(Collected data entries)
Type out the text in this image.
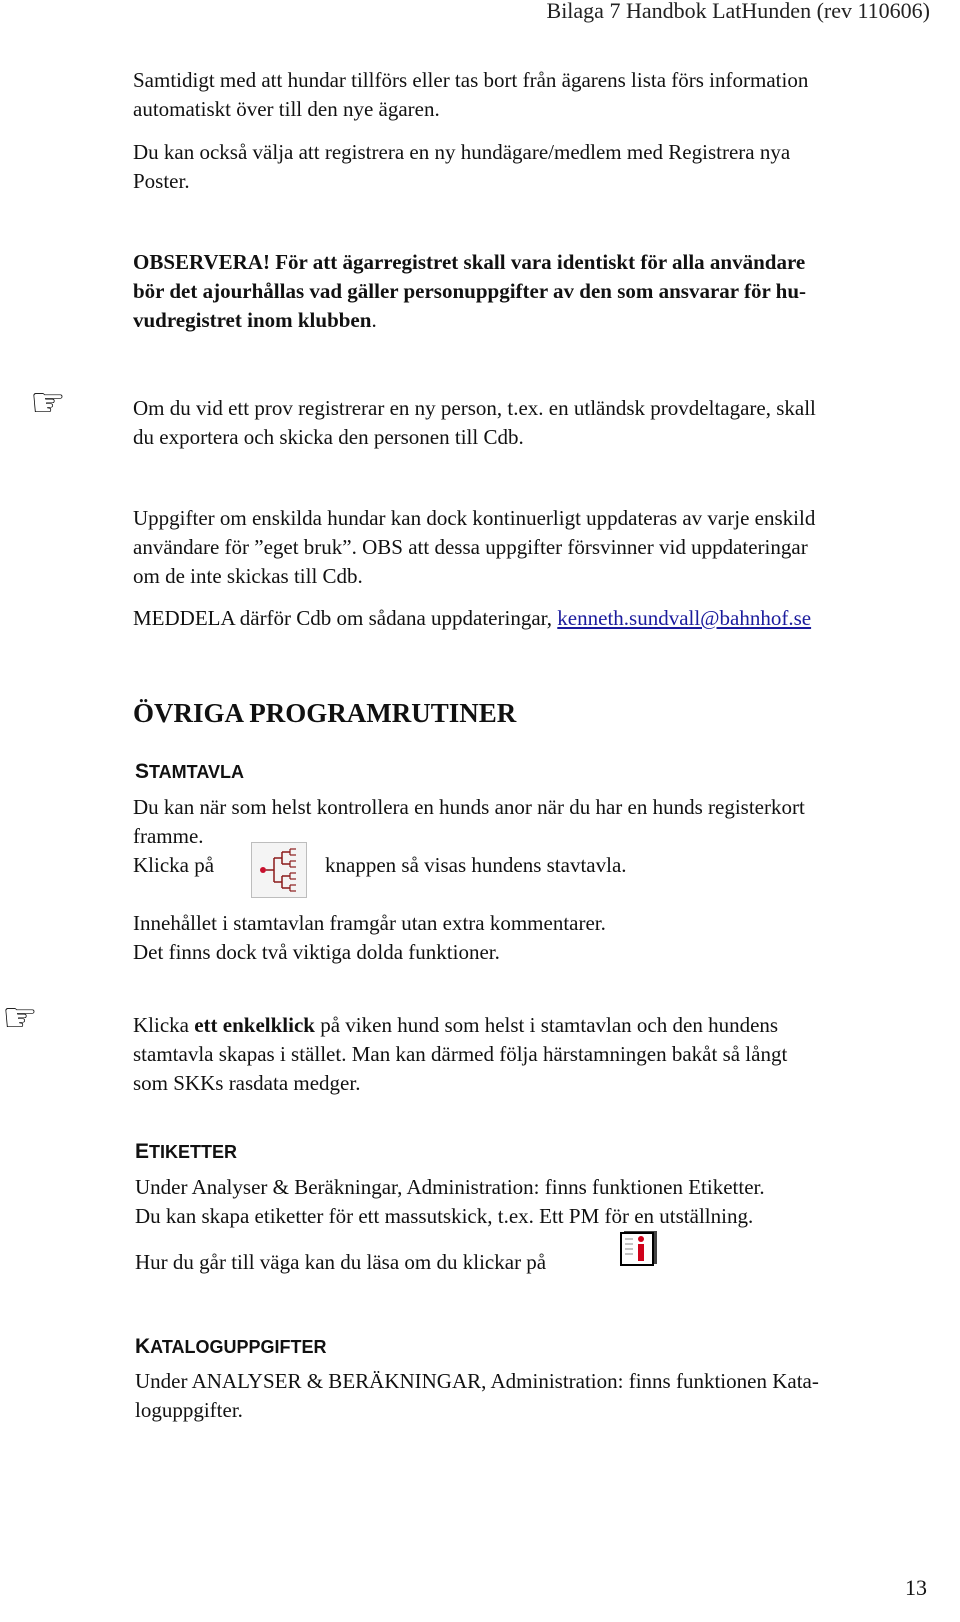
Bilaga 7 Handbok LatHunden (rev 110606)
Samtidigt med att hundar tillförs eller tas bort från ägarens lista förs information
automatiskt över till den nye ägaren.
Du kan också välja att registrera en ny hundägare/medlem med Registrera nya
Poster.
OBSERVERA! För att ägarregistret skall vara identiskt för alla användare
bör det ajourhållas vad gäller personuppgifter av den som ansvarar för hu-
vudregistret inom klubben.
☞	Om du vid ett prov registrerar en ny person, t.ex. en utländsk provdeltagare, skall
du exportera och skicka den personen till Cdb.
Uppgifter om enskilda hundar kan dock kontinuerligt uppdateras av varje enskild
användare för ”eget bruk”. OBS att dessa uppgifter försvinner vid uppdateringar
om de inte skickas till Cdb.
MEDDELA därför Cdb om sådana uppdateringar, kenneth.sundvall@bahnhof.se
ÖVRIGA PROGRAMRUTINER
STAMTAVLA
Du kan när som helst kontrollera en hunds anor när du har en hunds registerkort
framme.
Klicka på	knappen så visas hundens stavtavla.
Innehållet i stamtavlan framgår utan extra kommentarer.
Det finns dock två viktiga dolda funktioner.
☞	Klicka ett enkelklick på viken hund som helst i stamtavlan och den hundens
stamtavla skapas i stället. Man kan därmed följa härstamningen bakåt så långt
som SKKs rasdata medger.
ETIKETTER
Under Analyser & Beräkningar, Administration: finns funktionen Etiketter.
Du kan skapa etiketter för ett massutskick, t.ex. Ett PM för en utställning.
Hur du går till väga kan du läsa om du klickar på
KATALOGUPPGIFTER
Under ANALYSER & BERÄKNINGAR, Administration: finns funktionen Kata-
loguppgifter.
13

EXERCISE OBJECTIVE:
Without the pictures, reproduce every line of the records above exactly.

TASK RESPONSE:
Type out the text in this image.
Bilaga 7 Handbok LatHunden (rev 110606)
Samtidigt med att hundar tillförs eller tas bort från ägarens lista förs information
automatiskt över till den nye ägaren.
Du kan också välja att registrera en ny hundägare/medlem med Registrera nya
Poster.
OBSERVERA! För att ägarregistret skall vara identiskt för alla användare
bör det ajourhållas vad gäller personuppgifter av den som ansvarar för hu-
vudregistret inom klubben.
☞	Om du vid ett prov registrerar en ny person, t.ex. en utländsk provdeltagare, skall
du exportera och skicka den personen till Cdb.
Uppgifter om enskilda hundar kan dock kontinuerligt uppdateras av varje enskild
användare för ”eget bruk”. OBS att dessa uppgifter försvinner vid uppdateringar
om de inte skickas till Cdb.
MEDDELA därför Cdb om sådana uppdateringar, kenneth.sundvall@bahnhof.se
ÖVRIGA PROGRAMRUTINER
STAMTAVLA
Du kan när som helst kontrollera en hunds anor när du har en hunds registerkort
framme.
Klicka på	knappen så visas hundens stavtavla.
Innehållet i stamtavlan framgår utan extra kommentarer.
Det finns dock två viktiga dolda funktioner.
☞	Klicka ett enkelklick på viken hund som helst i stamtavlan och den hundens
stamtavla skapas i stället. Man kan därmed följa härstamningen bakåt så långt
som SKKs rasdata medger.
ETIKETTER
Under Analyser & Beräkningar, Administration: finns funktionen Etiketter.
Du kan skapa etiketter för ett massutskick, t.ex. Ett PM för en utställning.
Hur du går till väga kan du läsa om du klickar på
KATALOGUPPGIFTER
Under ANALYSER & BERÄKNINGAR, Administration: finns funktionen Kata-
loguppgifter.
13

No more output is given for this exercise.